PROBLEM TO WORK ON :: Locate each line holding the string "value" and copy it.

[Dataset rows]
==================================================

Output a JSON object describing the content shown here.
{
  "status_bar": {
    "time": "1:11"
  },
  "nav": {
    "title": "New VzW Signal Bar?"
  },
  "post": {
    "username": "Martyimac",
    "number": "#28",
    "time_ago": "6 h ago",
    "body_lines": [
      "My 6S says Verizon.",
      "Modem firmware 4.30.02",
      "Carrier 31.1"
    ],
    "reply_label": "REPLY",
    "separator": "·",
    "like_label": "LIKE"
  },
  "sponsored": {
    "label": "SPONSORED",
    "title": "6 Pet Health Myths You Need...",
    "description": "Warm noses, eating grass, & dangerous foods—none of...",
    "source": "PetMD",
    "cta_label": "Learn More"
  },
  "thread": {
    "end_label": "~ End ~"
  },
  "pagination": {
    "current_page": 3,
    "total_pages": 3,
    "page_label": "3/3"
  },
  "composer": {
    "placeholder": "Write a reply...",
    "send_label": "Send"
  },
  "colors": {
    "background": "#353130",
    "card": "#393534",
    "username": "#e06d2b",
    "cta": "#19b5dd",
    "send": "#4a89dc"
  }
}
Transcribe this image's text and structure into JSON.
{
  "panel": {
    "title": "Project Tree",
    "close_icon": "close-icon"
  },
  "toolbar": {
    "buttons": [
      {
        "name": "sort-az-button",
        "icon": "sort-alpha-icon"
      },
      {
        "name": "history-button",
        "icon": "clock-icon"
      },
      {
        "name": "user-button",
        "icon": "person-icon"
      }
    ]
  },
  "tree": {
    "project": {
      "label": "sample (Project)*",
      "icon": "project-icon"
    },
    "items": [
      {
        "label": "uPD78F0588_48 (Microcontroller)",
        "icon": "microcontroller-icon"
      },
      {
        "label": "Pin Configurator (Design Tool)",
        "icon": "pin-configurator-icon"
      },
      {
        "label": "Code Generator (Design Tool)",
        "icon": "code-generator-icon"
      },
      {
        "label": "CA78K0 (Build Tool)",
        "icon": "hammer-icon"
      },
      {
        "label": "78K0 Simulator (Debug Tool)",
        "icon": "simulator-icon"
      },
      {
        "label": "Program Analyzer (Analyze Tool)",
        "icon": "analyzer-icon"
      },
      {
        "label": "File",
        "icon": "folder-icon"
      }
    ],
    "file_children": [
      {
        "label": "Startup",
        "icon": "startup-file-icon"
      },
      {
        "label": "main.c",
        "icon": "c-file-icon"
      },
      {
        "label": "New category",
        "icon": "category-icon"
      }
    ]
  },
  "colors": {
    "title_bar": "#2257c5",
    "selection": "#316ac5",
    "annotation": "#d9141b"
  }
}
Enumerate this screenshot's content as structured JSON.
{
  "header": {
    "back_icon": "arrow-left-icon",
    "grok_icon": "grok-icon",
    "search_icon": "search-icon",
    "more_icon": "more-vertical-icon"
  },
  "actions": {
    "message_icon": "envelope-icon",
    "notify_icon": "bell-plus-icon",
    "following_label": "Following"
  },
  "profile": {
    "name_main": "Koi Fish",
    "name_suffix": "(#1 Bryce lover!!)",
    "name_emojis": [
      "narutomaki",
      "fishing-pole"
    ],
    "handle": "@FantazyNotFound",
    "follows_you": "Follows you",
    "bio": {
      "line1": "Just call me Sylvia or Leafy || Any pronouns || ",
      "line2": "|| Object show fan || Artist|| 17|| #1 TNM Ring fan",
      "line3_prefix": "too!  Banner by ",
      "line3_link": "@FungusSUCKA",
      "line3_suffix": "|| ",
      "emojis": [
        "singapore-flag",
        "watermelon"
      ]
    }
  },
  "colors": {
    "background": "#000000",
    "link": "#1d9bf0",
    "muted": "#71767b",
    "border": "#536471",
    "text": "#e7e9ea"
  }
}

==================================================

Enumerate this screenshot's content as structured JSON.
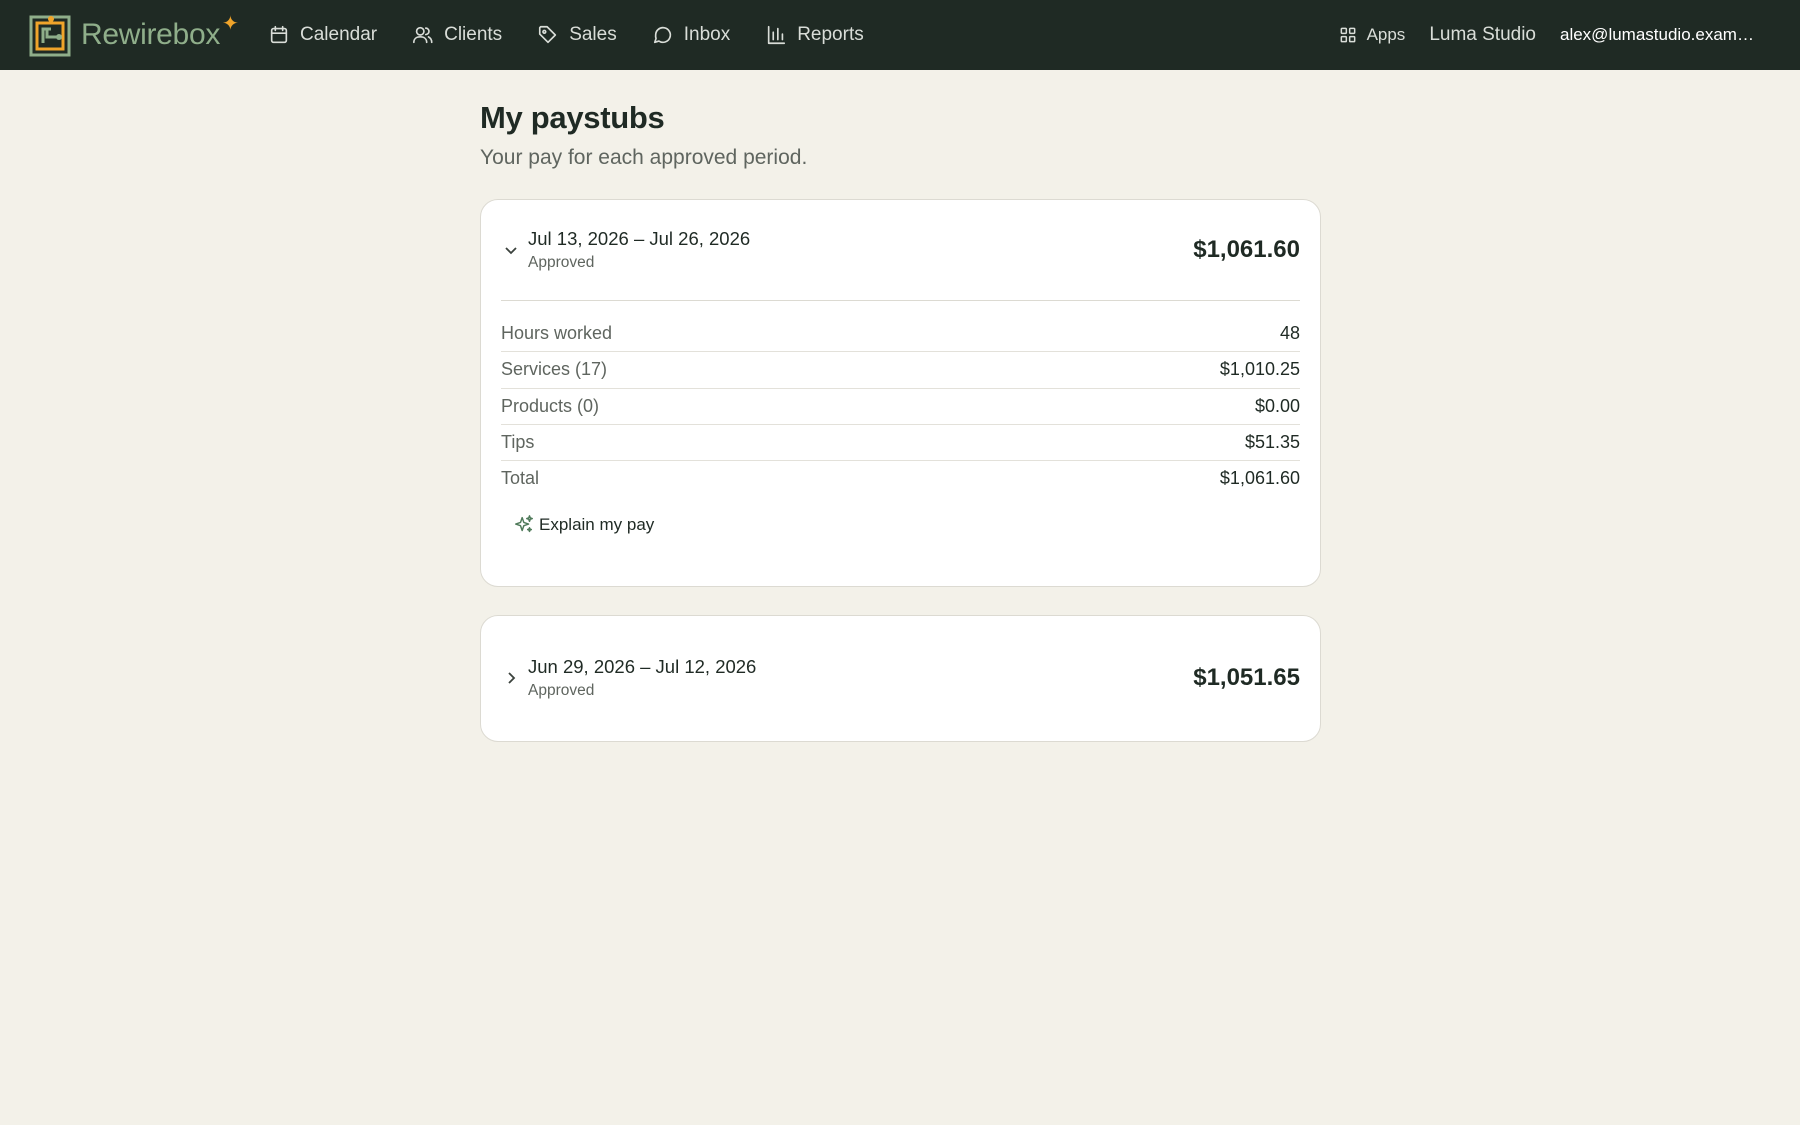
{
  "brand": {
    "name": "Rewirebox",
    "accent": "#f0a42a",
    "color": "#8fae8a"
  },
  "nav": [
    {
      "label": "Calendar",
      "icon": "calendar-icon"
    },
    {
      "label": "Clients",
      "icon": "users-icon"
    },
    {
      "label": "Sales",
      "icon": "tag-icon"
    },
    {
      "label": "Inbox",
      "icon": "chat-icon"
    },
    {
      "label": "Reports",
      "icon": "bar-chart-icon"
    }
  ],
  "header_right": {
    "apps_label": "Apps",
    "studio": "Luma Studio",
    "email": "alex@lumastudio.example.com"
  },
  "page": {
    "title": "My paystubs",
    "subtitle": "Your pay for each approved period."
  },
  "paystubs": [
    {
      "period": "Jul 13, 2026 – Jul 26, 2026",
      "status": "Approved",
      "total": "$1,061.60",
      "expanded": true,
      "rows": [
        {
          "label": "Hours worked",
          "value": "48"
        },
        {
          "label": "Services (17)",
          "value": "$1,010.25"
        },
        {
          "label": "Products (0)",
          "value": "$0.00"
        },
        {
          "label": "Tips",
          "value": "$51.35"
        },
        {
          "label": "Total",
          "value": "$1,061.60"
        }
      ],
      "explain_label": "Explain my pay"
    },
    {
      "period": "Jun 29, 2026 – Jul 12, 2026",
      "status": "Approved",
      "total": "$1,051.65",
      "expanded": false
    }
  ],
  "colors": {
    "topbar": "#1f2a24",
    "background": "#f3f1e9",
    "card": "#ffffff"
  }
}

==================================================

RESULT OF THE EXERCISE ::
          "value": "48"
          "value": "$1,010.25"
          "value": "$0.00"
          "value": "$51.35"
          "value": "$1,061.60"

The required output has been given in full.